_STATED EXERCISE_.
Every record below should be printed exactly as it appears.

_THE DATA_.
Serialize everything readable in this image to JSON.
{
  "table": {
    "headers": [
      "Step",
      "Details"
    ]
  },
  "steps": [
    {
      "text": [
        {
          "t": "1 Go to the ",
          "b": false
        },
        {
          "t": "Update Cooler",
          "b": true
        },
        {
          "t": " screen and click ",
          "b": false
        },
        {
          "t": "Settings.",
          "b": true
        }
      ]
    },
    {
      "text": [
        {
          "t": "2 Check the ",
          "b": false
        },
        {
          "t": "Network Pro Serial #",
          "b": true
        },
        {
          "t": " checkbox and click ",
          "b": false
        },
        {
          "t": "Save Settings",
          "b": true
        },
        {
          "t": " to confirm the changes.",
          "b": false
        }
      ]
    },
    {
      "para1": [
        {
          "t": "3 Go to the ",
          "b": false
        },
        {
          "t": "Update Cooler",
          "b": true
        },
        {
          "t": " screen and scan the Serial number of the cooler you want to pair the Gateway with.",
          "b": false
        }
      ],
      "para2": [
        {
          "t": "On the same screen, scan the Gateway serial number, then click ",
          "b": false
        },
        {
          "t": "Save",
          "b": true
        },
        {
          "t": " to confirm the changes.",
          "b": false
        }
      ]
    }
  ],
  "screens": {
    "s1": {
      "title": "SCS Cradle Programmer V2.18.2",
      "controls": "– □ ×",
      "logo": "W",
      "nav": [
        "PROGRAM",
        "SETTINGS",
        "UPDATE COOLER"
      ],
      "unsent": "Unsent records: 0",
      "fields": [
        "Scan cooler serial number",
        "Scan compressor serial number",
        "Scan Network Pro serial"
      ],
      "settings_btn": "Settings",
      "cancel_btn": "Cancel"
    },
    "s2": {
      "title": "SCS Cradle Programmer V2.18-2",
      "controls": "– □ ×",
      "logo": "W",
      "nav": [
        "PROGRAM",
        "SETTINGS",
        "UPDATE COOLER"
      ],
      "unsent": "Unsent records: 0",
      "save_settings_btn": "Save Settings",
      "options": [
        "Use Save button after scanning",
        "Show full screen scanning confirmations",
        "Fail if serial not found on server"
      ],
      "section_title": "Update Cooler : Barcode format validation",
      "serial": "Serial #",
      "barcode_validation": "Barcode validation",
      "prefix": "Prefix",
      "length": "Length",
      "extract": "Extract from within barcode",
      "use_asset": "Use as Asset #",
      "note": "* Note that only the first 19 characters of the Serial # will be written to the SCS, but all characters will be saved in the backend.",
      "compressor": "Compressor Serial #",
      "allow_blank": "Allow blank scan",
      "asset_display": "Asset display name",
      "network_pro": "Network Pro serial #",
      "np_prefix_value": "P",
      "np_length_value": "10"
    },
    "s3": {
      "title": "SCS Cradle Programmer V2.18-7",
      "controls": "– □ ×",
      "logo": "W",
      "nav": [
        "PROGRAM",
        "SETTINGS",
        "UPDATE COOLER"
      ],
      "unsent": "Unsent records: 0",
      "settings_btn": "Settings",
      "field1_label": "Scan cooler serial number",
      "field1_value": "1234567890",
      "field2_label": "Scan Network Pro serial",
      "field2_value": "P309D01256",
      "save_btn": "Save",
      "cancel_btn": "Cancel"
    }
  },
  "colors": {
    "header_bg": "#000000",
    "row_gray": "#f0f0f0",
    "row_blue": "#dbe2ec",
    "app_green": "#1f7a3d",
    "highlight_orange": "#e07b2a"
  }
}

_REPLY TO THE EXERCISE_.
Serialize everything readable in this image to JSON.
{
  "table": {
    "headers": [
      "Step",
      "Details"
    ]
  },
  "steps": [
    {
      "text": [
        {
          "t": "1 Go to the ",
          "b": false
        },
        {
          "t": "Update Cooler",
          "b": true
        },
        {
          "t": " screen and click ",
          "b": false
        },
        {
          "t": "Settings.",
          "b": true
        }
      ]
    },
    {
      "text": [
        {
          "t": "2 Check the ",
          "b": false
        },
        {
          "t": "Network Pro Serial #",
          "b": true
        },
        {
          "t": " checkbox and click ",
          "b": false
        },
        {
          "t": "Save Settings",
          "b": true
        },
        {
          "t": " to confirm the changes.",
          "b": false
        }
      ]
    },
    {
      "para1": [
        {
          "t": "3 Go to the ",
          "b": false
        },
        {
          "t": "Update Cooler",
          "b": true
        },
        {
          "t": " screen and scan the Serial number of the cooler you want to pair the Gateway with.",
          "b": false
        }
      ],
      "para2": [
        {
          "t": "On the same screen, scan the Gateway serial number, then click ",
          "b": false
        },
        {
          "t": "Save",
          "b": true
        },
        {
          "t": " to confirm the changes.",
          "b": false
        }
      ]
    }
  ],
  "screens": {
    "s1": {
      "title": "SCS Cradle Programmer V2.18.2",
      "controls": "– □ ×",
      "logo": "W",
      "nav": [
        "PROGRAM",
        "SETTINGS",
        "UPDATE COOLER"
      ],
      "unsent": "Unsent records: 0",
      "fields": [
        "Scan cooler serial number",
        "Scan compressor serial number",
        "Scan Network Pro serial"
      ],
      "settings_btn": "Settings",
      "cancel_btn": "Cancel"
    },
    "s2": {
      "title": "SCS Cradle Programmer V2.18-2",
      "controls": "– □ ×",
      "logo": "W",
      "nav": [
        "PROGRAM",
        "SETTINGS",
        "UPDATE COOLER"
      ],
      "unsent": "Unsent records: 0",
      "save_settings_btn": "Save Settings",
      "options": [
        "Use Save button after scanning",
        "Show full screen scanning confirmations",
        "Fail if serial not found on server"
      ],
      "section_title": "Update Cooler : Barcode format validation",
      "serial": "Serial #",
      "barcode_validation": "Barcode validation",
      "prefix": "Prefix",
      "length": "Length",
      "extract": "Extract from within barcode",
      "use_asset": "Use as Asset #",
      "note": "* Note that only the first 19 characters of the Serial # will be written to the SCS, but all characters will be saved in the backend.",
      "compressor": "Compressor Serial #",
      "allow_blank": "Allow blank scan",
      "asset_display": "Asset display name",
      "network_pro": "Network Pro serial #",
      "np_prefix_value": "P",
      "np_length_value": "10"
    },
    "s3": {
      "title": "SCS Cradle Programmer V2.18-7",
      "controls": "– □ ×",
      "logo": "W",
      "nav": [
        "PROGRAM",
        "SETTINGS",
        "UPDATE COOLER"
      ],
      "unsent": "Unsent records: 0",
      "settings_btn": "Settings",
      "field1_label": "Scan cooler serial number",
      "field1_value": "1234567890",
      "field2_label": "Scan Network Pro serial",
      "field2_value": "P309D01256",
      "save_btn": "Save",
      "cancel_btn": "Cancel"
    }
  },
  "colors": {
    "header_bg": "#000000",
    "row_gray": "#f0f0f0",
    "row_blue": "#dbe2ec",
    "app_green": "#1f7a3d",
    "highlight_orange": "#e07b2a"
  }
}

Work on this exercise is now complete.